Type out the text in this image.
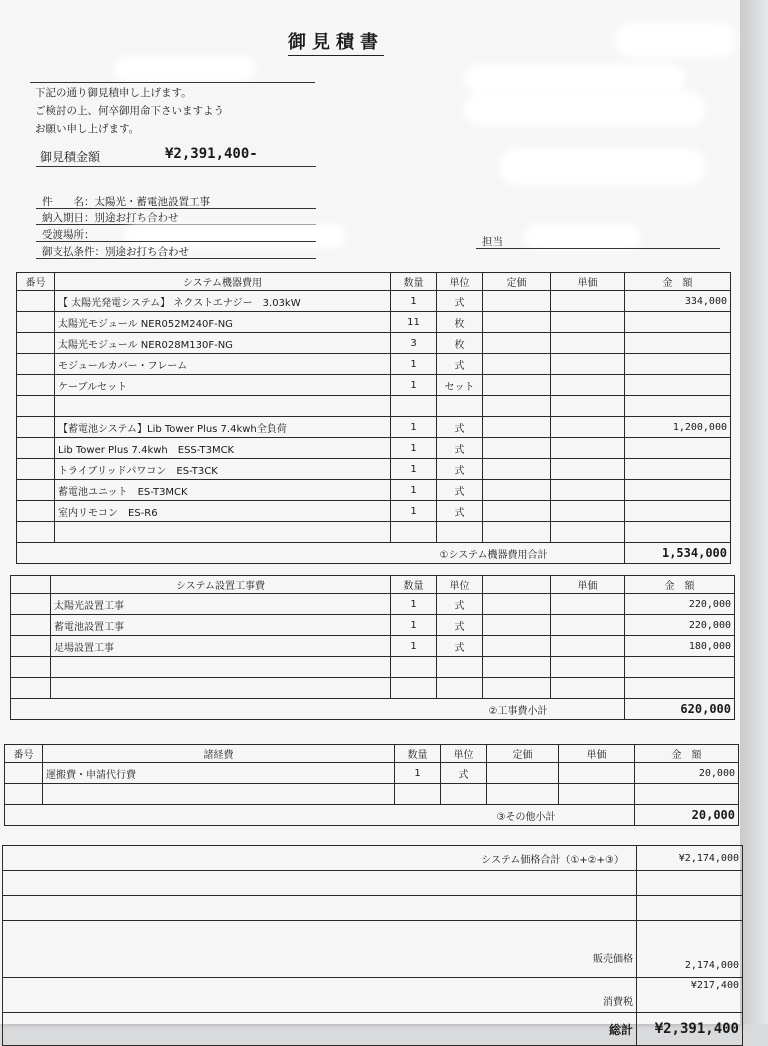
御見積書
下記の通り御見積申し上げます。
ご検討の上、何卒御用命下さいますよう
お願い申し上げます。
御見積金額	¥2,391,400-
件　　名：太陽光・蓄電池設置工事
納入期日：別途お打ち合わせ
受渡場所：
御支払条件：別途お打ち合わせ
担当
番号	システム機器費用	数量	単位	定価	単価	金　額
	【 太陽光発電システム】 ネクストエナジー　3.03kW	1	式			334,000
	太陽光モジュール NER052M240F-NG	11	枚			
	太陽光モジュール NER028M130F-NG	3	枚			
	モジュールカバー・フレーム	1	式			
	ケーブルセット	1	セット			

	【蓄電池システム】Lib Tower Plus 7.4kwh全負荷	1	式			1,200,000
	Lib Tower Plus 7.4kwh　ESS-T3MCK	1	式			
	トライブリッドパワコン　ES-T3CK	1	式			
	蓄電池ユニット　ES-T3MCK	1	式			
	室内リモコン　ES-R6	1	式			

①システム機器費用合計						1,534,000
	システム設置工事費	数量	単位		単価	金　額
	太陽光設置工事	1	式			220,000
	蓄電池設置工事	1	式			220,000
	足場設置工事	1	式			180,000

②工事費小計						620,000
番号	諸経費	数量	単位	定価	単価	金　額
	運搬費・申請代行費	1	式			20,000

③その他小計						20,000
システム価格合計（①+②+③）	¥2,174,000

販売価格	2,174,000
消費税	¥217,400
総計	¥2,391,400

WHAT NEEDS TO BE DONE:
Copy out each line of the listing that holds "Tower".

EXERCISE RESULT:
	【蓄電池システム】Lib Tower Plus 7.4kwh全負荷	1	式			1,200,000
	Lib Tower Plus 7.4kwh　ESS-T3MCK	1	式			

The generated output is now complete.